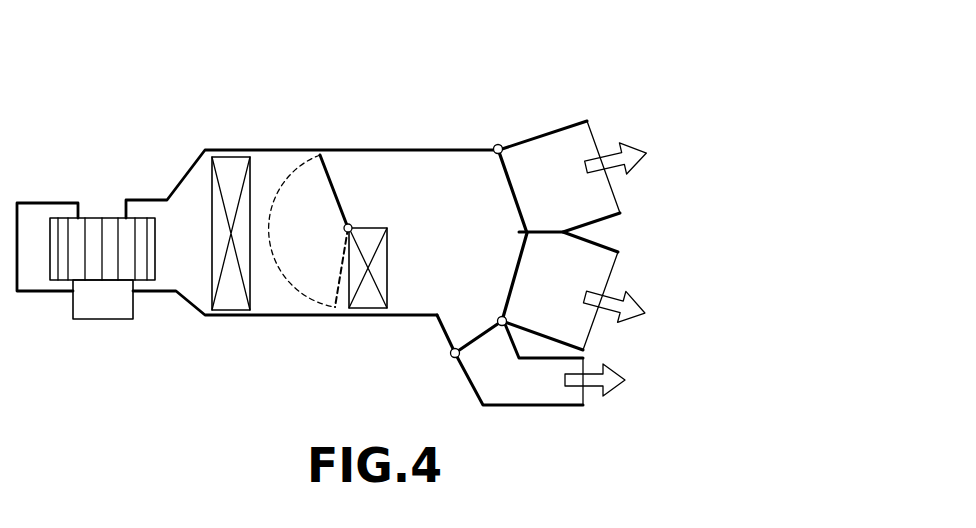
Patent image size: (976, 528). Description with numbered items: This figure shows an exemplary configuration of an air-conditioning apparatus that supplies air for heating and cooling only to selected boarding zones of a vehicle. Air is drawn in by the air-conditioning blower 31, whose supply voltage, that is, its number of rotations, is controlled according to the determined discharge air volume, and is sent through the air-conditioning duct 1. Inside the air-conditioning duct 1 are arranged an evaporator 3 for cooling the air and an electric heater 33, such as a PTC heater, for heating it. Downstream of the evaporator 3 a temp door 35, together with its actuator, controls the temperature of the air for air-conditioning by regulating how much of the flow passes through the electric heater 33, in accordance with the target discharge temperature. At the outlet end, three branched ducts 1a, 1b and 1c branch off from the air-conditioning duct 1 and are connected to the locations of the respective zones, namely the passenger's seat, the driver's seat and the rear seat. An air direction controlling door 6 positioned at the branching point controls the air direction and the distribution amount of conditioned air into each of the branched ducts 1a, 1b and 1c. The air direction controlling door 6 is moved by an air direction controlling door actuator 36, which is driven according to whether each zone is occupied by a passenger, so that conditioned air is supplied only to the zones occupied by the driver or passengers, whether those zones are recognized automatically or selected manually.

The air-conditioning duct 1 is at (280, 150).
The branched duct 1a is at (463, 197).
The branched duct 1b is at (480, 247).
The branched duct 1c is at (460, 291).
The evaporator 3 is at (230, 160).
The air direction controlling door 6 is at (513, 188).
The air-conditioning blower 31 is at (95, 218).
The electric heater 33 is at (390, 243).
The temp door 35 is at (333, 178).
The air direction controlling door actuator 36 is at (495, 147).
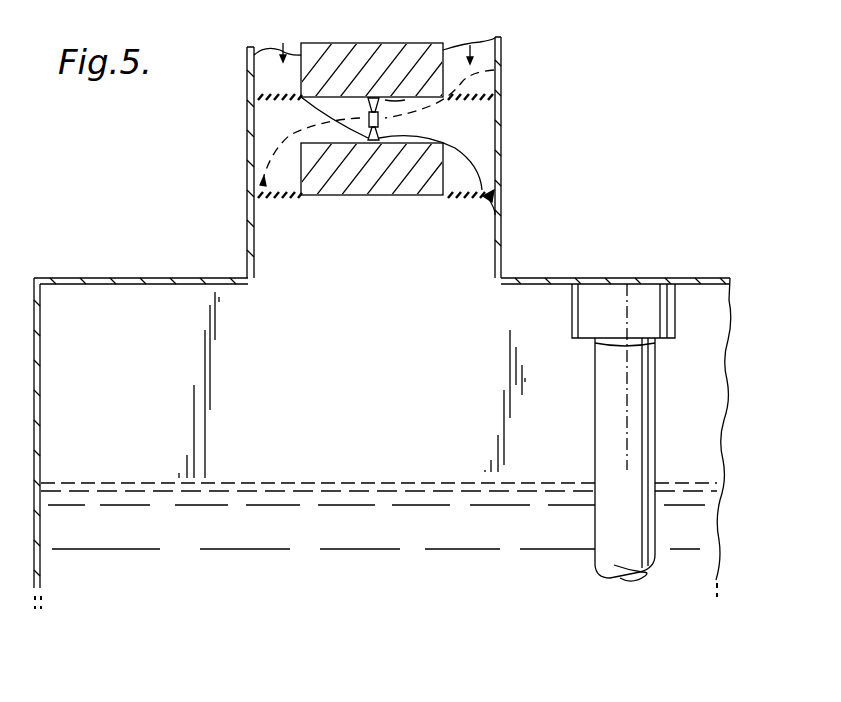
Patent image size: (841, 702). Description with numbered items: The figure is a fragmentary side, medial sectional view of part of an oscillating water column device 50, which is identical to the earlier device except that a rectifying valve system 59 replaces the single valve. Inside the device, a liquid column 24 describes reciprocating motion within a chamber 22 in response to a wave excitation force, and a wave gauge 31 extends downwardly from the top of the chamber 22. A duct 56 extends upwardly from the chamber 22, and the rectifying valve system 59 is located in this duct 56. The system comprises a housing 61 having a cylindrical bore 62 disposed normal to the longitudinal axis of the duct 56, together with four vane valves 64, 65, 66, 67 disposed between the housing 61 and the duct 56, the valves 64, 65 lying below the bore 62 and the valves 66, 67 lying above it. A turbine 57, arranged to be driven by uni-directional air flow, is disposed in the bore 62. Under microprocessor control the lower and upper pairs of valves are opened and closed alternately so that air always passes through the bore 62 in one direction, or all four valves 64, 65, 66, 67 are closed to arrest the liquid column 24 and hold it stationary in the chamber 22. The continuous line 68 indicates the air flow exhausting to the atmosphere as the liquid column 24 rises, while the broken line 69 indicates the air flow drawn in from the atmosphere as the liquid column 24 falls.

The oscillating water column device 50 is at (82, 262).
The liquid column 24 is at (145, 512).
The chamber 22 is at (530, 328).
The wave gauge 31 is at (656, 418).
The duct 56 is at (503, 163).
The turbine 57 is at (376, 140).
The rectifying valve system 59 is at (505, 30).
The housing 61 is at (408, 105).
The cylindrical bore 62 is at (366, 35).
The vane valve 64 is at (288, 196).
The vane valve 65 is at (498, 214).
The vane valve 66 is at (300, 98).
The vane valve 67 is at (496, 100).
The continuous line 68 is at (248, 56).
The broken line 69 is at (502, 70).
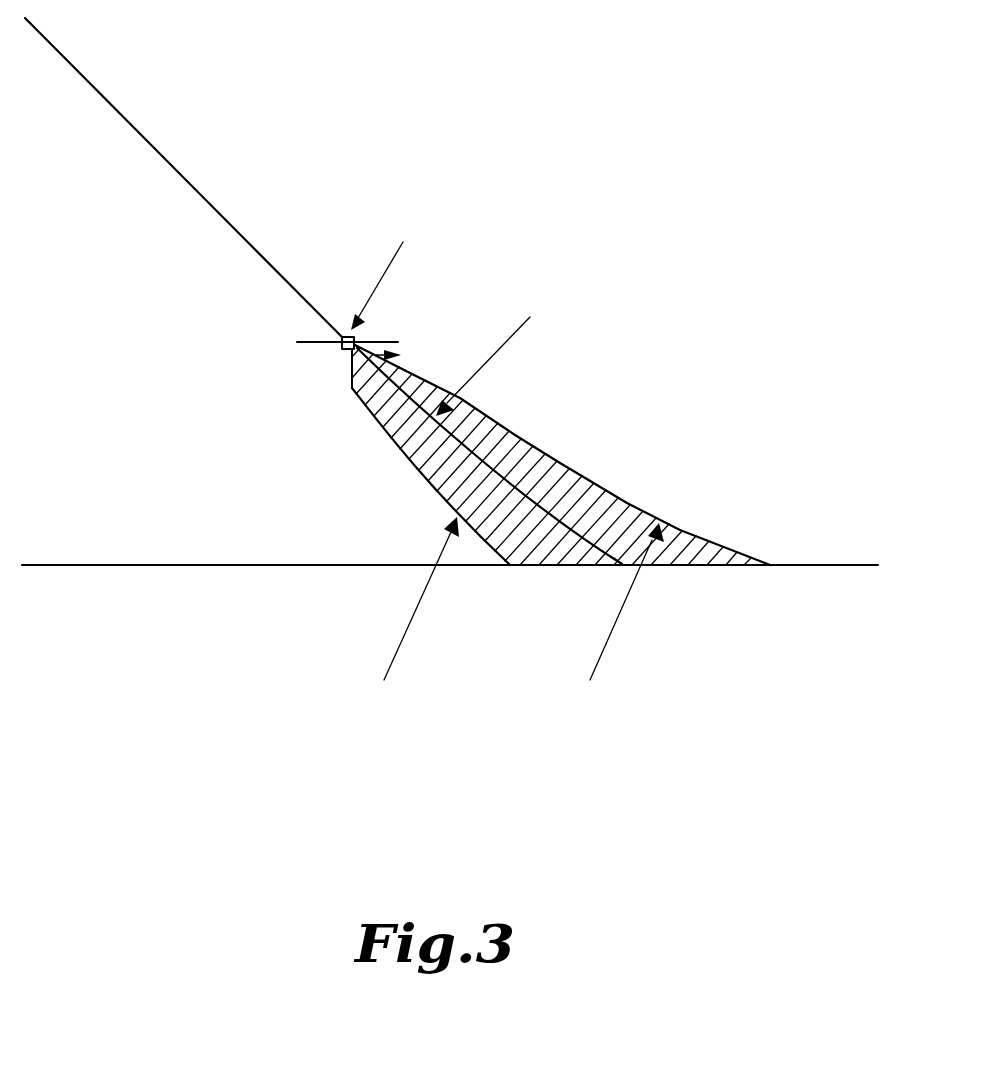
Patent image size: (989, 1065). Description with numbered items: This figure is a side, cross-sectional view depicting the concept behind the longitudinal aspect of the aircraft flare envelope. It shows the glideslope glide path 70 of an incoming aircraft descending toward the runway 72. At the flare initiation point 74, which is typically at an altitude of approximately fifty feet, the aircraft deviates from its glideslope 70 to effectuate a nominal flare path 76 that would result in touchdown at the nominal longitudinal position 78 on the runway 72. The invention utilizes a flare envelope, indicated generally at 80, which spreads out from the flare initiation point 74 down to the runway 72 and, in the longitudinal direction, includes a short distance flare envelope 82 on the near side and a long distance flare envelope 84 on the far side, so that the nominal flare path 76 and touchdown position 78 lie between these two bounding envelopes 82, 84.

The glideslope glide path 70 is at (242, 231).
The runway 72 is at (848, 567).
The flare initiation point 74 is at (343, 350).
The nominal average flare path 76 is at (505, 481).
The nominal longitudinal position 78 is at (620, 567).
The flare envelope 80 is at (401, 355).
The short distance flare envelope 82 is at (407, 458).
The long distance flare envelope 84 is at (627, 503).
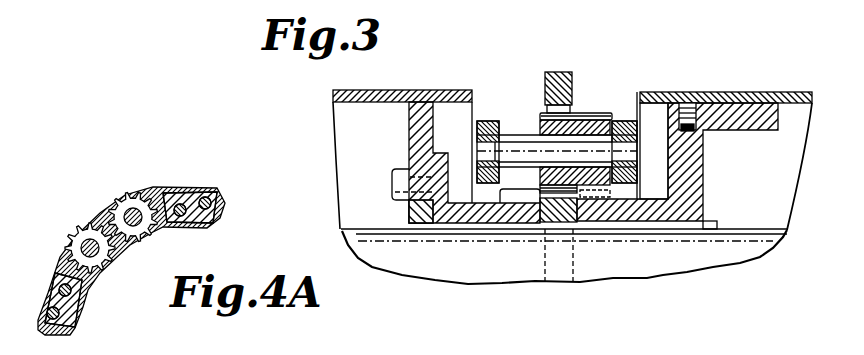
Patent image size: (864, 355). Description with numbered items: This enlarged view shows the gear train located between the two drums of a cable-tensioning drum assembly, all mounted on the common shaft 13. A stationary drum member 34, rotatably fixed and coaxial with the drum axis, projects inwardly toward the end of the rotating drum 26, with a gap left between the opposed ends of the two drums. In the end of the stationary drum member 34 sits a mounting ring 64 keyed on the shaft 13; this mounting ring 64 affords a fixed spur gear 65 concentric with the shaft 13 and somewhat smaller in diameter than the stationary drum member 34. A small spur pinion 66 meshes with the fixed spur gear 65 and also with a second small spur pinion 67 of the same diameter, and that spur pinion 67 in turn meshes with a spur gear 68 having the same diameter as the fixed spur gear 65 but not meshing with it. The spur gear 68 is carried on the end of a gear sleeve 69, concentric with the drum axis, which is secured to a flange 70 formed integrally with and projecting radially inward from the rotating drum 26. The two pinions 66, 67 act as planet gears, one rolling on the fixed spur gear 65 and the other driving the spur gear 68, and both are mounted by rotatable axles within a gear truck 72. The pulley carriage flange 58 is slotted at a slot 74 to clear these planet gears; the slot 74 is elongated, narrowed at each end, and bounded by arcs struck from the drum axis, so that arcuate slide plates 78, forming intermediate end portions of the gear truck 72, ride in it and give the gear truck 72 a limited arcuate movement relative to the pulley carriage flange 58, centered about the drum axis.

## What is needed
Rewrite the records with every "Patent image size" changed to "Drawing dimensions" and all other wording left as it is. Do not include the pictures in your answer.

## Exercise result
Drawing dimensions: (976, 528). Description with numbered items: This figure shows an exemplary configuration of an air-conditioning apparatus that supplies air for heating and cooling only to selected boarding zones of a vehicle. Air is drawn in by the air-conditioning blower 31, whose supply voltage, that is, its number of rotations, is controlled according to the determined discharge air volume, and is sent through the air-conditioning duct 1. Inside the air-conditioning duct 1 are arranged an evaporator 3 for cooling the air and an electric heater 33, such as a PTC heater, for heating it. Downstream of the evaporator 3 a temp door 35, together with its actuator, controls the temperature of the air for air-conditioning by regulating how much of the flow passes through the electric heater 33, in accordance with the target discharge temperature. At the outlet end, three branched ducts 1a, 1b and 1c branch off from the air-conditioning duct 1 and are connected to the locations of the respective zones, namely the passenger's seat, the driver's seat and the rear seat. An air direction controlling door 6 positioned at the branching point controls the air direction and the distribution amount of conditioned air into each of the branched ducts 1a, 1b and 1c. The air direction controlling door 6 is moved by an air direction controlling door actuator 36, which is driven according to whether each zone is occupied by a passenger, so that conditioned air is supplied only to the zones occupied by the driver or passengers, whether those zones are recognized automatically or selected manually.

The air-conditioning duct 1 is at (280, 150).
The branched duct 1a is at (463, 197).
The branched duct 1b is at (480, 247).
The branched duct 1c is at (460, 291).
The evaporator 3 is at (230, 160).
The air direction controlling door 6 is at (513, 188).
The air-conditioning blower 31 is at (95, 218).
The electric heater 33 is at (390, 243).
The temp door 35 is at (333, 178).
The air direction controlling door actuator 36 is at (495, 147).
Drawing dimensions: (841, 702). Description with numbered items: The figure is a fragmentary side, medial sectional view of part of an oscillating water column device 50, which is identical to the earlier device except that a rectifying valve system 59 replaces the single valve. Inside the device, a liquid column 24 describes reciprocating motion within a chamber 22 in response to a wave excitation force, and a wave gauge 31 extends downwardly from the top of the chamber 22. A duct 56 extends upwardly from the chamber 22, and the rectifying valve system 59 is located in this duct 56. The system comprises a housing 61 having a cylindrical bore 62 disposed normal to the longitudinal axis of the duct 56, together with four vane valves 64, 65, 66, 67 disposed between the housing 61 and the duct 56, the valves 64, 65 lying below the bore 62 and the valves 66, 67 lying above it. A turbine 57, arranged to be driven by uni-directional air flow, is disposed in the bore 62. Under microprocessor control the lower and upper pairs of valves are opened and closed alternately so that air always passes through the bore 62 in one direction, or all four valves 64, 65, 66, 67 are closed to arrest the liquid column 24 and hold it stationary in the chamber 22. The continuous line 68 indicates the air flow exhausting to the atmosphere as the liquid column 24 rises, while the broken line 69 indicates the air flow drawn in from the atmosphere as the liquid column 24 falls.

The oscillating water column device 50 is at (82, 262).
The liquid column 24 is at (145, 512).
The chamber 22 is at (530, 328).
The wave gauge 31 is at (656, 418).
The duct 56 is at (503, 163).
The turbine 57 is at (376, 140).
The rectifying valve system 59 is at (505, 30).
The housing 61 is at (408, 105).
The cylindrical bore 62 is at (366, 35).
The vane valve 64 is at (288, 196).
The vane valve 65 is at (498, 214).
The vane valve 66 is at (300, 98).
The vane valve 67 is at (496, 100).
The continuous line 68 is at (248, 56).
The broken line 69 is at (502, 70).
Drawing dimensions: (989, 1065). Description with numbered items: This figure is a side, cross-sectional view depicting the concept behind the longitudinal aspect of the aircraft flare envelope. It shows the glideslope glide path 70 of an incoming aircraft descending toward the runway 72. At the flare initiation point 74, which is typically at an altitude of approximately fifty feet, the aircraft deviates from its glideslope 70 to effectuate a nominal flare path 76 that would result in touchdown at the nominal longitudinal position 78 on the runway 72. The invention utilizes a flare envelope, indicated generally at 80, which spreads out from the flare initiation point 74 down to the runway 72 and, in the longitudinal direction, includes a short distance flare envelope 82 on the near side and a long distance flare envelope 84 on the far side, so that the nominal flare path 76 and touchdown position 78 lie between these two bounding envelopes 82, 84.

The glideslope glide path 70 is at (242, 231).
The runway 72 is at (848, 567).
The flare initiation point 74 is at (343, 350).
The nominal average flare path 76 is at (505, 481).
The nominal longitudinal position 78 is at (620, 567).
The flare envelope 80 is at (401, 355).
The short distance flare envelope 82 is at (407, 458).
The long distance flare envelope 84 is at (627, 503).
Drawing dimensions: (864, 355). Description with numbered items: This enlarged view shows the gear train located between the two drums of a cable-tensioning drum assembly, all mounted on the common shaft 13. A stationary drum member 34, rotatably fixed and coaxial with the drum axis, projects inwardly toward the end of the rotating drum 26, with a gap left between the opposed ends of the two drums. In the end of the stationary drum member 34 sits a mounting ring 64 keyed on the shaft 13; this mounting ring 64 affords a fixed spur gear 65 concentric with the shaft 13 and somewhat smaller in diameter than the stationary drum member 34. A small spur pinion 66 meshes with the fixed spur gear 65 and also with a second small spur pinion 67 of the same diameter, and that spur pinion 67 in turn meshes with a spur gear 68 having the same diameter as the fixed spur gear 65 but not meshing with it. The spur gear 68 is carried on the end of a gear sleeve 69, concentric with the drum axis, which is secured to a flange 70 formed integrally with and projecting radially inward from the rotating drum 26. The two pinions 66, 67 act as planet gears, one rolling on the fixed spur gear 65 and the other driving the spur gear 68, and both are mounted by rotatable axles within a gear truck 72. The pulley carriage flange 58 is slotted at a slot 74 to clear these planet gears; the slot 74 is elongated, narrowed at each end, and bounded by arcs struck from the drum axis, so that arcuate slide plates 78, forming intermediate end portions of the gear truck 72, ride in it and give the gear truck 72 a limited arcuate movement relative to the pulley carriage flange 58, centered about the drum axis.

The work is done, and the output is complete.